● **Records for this task**:
########
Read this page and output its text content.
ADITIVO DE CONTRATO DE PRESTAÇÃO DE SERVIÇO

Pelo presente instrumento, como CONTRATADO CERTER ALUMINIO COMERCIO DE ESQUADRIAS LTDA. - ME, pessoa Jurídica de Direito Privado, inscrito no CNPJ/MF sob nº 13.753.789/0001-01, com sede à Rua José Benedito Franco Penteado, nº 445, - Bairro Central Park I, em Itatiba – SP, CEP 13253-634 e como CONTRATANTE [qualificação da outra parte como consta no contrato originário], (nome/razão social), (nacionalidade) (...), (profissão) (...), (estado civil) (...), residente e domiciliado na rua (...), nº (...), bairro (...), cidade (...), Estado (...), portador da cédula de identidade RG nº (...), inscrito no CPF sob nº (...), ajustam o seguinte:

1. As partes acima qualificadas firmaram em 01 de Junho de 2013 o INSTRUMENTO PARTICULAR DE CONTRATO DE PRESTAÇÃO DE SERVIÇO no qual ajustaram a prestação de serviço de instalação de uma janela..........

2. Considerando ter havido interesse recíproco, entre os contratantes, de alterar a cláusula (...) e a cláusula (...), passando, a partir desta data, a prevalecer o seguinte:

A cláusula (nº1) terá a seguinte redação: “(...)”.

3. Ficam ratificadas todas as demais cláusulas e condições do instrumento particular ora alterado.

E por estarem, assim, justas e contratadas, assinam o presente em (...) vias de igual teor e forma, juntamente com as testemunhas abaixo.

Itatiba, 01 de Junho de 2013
########
● **What needs to be done**: Scan the listing above. Collect all lines with the word "Itatiba".

● **Answer to this problem**:
Pelo presente instrumento, como CONTRATADO CERTER ALUMINIO COMERCIO DE ESQUADRIAS LTDA. - ME, pessoa Jurídica de Direito Privado, inscrito no CNPJ/MF sob nº 13.753.789/0001-01, com sede à Rua José Benedito Franco Penteado, nº 445, - Bairro Central Park I, em Itatiba – SP, CEP 13253-634 e como CONTRATANTE [qualificação da outra parte como consta no contrato originário], (nome/razão social), (nacionalidade) (...), (profissão) (...), (estado civil) (...), residente e domiciliado na rua (...), nº (...), bairro (...), cidade (...), Estado (...), portador da cédula de identidade RG nº (...), inscrito no CPF sob nº (...), ajustam o seguinte:
Itatiba, 01 de Junho de 2013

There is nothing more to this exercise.